# YOUR ASSIGNMENT:
Reproduce the data exactly, leaving nothing out.

Page content transcription data:
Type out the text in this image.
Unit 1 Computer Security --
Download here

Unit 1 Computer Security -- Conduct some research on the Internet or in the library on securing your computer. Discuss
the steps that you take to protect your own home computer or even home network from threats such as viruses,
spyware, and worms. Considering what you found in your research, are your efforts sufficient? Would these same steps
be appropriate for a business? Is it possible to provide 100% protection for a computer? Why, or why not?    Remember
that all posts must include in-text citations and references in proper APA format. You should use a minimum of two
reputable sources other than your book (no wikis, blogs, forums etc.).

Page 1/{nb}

# RESPONSE BELOW:
Type out the text in this image.
Unit 1 Computer Security --
Download here

Unit 1 Computer Security -- Conduct some research on the Internet or in the library on securing your computer. Discuss
the steps that you take to protect your own home computer or even home network from threats such as viruses,
spyware, and worms. Considering what you found in your research, are your efforts sufficient? Would these same steps
be appropriate for a business? Is it possible to provide 100% protection for a computer? Why, or why not?    Remember
that all posts must include in-text citations and references in proper APA format. You should use a minimum of two
reputable sources other than your book (no wikis, blogs, forums etc.).

Page 1/{nb}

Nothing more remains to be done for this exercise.